%%

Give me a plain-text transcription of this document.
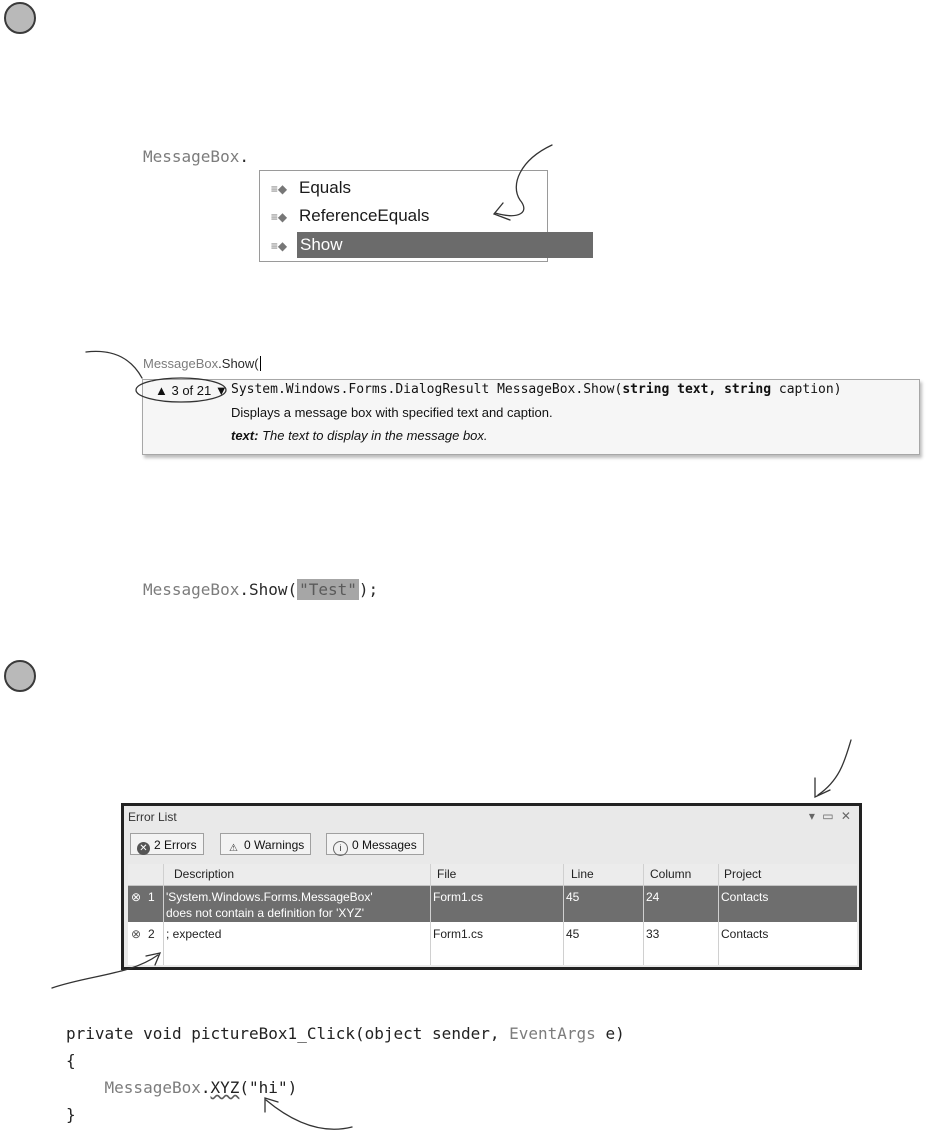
MessageBox.
≡◆ Equals
≡◆ ReferenceEquals
≡◆ Show
MessageBox.Show(
▲ 3 of 21 ▼ System.Windows.Forms.DialogResult MessageBox.Show(string text, string caption)
Displays a message box with specified text and caption.
text: The text to display in the message box.
MessageBox.Show( "Test" );
Error List	▾ ▭ ✕
✕ 2 Errors	⚠ 0 Warnings	i 0 Messages
Description	File	Line	Column	Project
⊗ 1 'System.Windows.Forms.MessageBox'
does not contain a definition for 'XYZ'
Form1.cs	45	24	Contacts
⊗ 2 ; expected	Form1.cs	45	33	Contacts
private void pictureBox1_Click(object sender, EventArgs e)
{
MessageBox.XYZ("hi")
}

%%

> **Short problem**: Return all of the entries exactly as written, but drop any pictures they hold.

> **Solution to this problem**:
Give me a plain-text transcription of this document.
MessageBox.
≡◆ Equals
≡◆ ReferenceEquals
≡◆ Show
MessageBox.Show(
▲ 3 of 21 ▼ System.Windows.Forms.DialogResult MessageBox.Show(string text, string caption)
Displays a message box with specified text and caption.
text: The text to display in the message box.
MessageBox.Show( "Test" );
Error List	▾ ▭ ✕
✕ 2 Errors	⚠ 0 Warnings	i 0 Messages
Description	File	Line	Column	Project
⊗ 1 'System.Windows.Forms.MessageBox'
does not contain a definition for 'XYZ'
Form1.cs	45	24	Contacts
⊗ 2 ; expected	Form1.cs	45	33	Contacts
private void pictureBox1_Click(object sender, EventArgs e)
{
MessageBox.XYZ("hi")
}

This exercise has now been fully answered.